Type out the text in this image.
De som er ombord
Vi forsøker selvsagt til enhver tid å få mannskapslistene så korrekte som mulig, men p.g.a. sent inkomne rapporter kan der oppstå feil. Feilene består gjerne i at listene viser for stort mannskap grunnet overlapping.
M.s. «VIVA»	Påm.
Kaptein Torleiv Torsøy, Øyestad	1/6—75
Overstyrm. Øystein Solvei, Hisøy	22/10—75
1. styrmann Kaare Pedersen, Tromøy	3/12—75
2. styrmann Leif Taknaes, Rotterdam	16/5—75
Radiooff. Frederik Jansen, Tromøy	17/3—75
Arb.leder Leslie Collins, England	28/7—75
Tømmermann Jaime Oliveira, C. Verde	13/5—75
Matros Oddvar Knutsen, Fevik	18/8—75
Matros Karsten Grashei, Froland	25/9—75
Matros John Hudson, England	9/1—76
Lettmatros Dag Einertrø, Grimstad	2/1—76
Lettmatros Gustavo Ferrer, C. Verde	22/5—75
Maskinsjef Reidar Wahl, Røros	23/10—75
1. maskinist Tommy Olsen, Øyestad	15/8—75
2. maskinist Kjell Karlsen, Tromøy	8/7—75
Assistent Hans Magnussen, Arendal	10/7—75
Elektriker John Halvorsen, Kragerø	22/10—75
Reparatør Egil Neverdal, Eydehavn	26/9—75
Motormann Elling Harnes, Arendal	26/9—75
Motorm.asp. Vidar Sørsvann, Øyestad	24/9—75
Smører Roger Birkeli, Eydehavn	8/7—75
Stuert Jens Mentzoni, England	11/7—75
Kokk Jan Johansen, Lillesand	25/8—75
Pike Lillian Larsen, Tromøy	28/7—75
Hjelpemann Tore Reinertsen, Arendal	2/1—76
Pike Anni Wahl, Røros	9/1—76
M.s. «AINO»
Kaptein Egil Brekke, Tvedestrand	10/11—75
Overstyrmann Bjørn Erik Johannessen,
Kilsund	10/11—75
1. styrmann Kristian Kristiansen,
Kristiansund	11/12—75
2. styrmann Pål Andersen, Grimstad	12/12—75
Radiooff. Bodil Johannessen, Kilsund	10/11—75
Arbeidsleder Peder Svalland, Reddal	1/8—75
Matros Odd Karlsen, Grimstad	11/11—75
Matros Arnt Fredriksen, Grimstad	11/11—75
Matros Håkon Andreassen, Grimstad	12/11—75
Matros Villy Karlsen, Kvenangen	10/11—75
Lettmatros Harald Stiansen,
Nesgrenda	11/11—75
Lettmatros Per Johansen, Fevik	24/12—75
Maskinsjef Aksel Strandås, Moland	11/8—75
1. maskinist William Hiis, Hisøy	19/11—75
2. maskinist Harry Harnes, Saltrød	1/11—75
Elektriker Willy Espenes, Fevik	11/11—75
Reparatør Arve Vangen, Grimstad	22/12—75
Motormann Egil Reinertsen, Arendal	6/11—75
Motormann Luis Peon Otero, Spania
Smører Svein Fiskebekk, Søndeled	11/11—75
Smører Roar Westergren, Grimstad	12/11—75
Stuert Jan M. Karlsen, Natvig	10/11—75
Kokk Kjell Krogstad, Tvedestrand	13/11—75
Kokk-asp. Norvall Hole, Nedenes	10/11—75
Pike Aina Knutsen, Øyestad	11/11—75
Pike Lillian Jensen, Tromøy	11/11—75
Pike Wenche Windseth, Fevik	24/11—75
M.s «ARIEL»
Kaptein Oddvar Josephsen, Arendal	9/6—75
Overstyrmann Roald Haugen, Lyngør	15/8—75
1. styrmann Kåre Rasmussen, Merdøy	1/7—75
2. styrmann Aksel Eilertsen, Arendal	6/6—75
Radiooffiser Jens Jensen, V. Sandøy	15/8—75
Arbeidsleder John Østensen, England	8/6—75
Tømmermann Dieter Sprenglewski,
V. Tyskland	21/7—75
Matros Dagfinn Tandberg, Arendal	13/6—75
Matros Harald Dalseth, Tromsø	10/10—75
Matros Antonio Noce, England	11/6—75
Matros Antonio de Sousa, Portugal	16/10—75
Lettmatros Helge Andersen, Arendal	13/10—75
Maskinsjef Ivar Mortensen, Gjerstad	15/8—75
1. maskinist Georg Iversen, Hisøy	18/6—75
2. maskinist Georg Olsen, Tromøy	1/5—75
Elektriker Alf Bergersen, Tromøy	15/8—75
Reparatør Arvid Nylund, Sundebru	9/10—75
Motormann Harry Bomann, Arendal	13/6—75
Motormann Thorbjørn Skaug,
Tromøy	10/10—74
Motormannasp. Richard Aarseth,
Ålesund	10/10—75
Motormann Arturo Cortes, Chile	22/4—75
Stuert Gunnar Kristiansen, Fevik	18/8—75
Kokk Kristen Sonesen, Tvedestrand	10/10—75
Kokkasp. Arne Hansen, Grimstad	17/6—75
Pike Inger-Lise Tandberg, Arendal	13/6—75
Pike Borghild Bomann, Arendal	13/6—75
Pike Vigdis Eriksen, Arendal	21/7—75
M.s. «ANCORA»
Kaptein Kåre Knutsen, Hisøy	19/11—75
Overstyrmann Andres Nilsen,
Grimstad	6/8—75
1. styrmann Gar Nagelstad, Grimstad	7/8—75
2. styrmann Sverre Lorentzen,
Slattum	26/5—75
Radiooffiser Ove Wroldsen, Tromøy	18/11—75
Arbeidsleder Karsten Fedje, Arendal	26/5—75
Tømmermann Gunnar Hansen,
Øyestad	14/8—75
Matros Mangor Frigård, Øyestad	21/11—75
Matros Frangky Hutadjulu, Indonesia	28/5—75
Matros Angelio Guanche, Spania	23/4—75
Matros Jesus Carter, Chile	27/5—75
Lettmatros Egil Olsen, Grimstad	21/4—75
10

________________________________________

Instruction |
Report how many lines contain "Tandberg". Give nothing but the number.

Expected answer |
2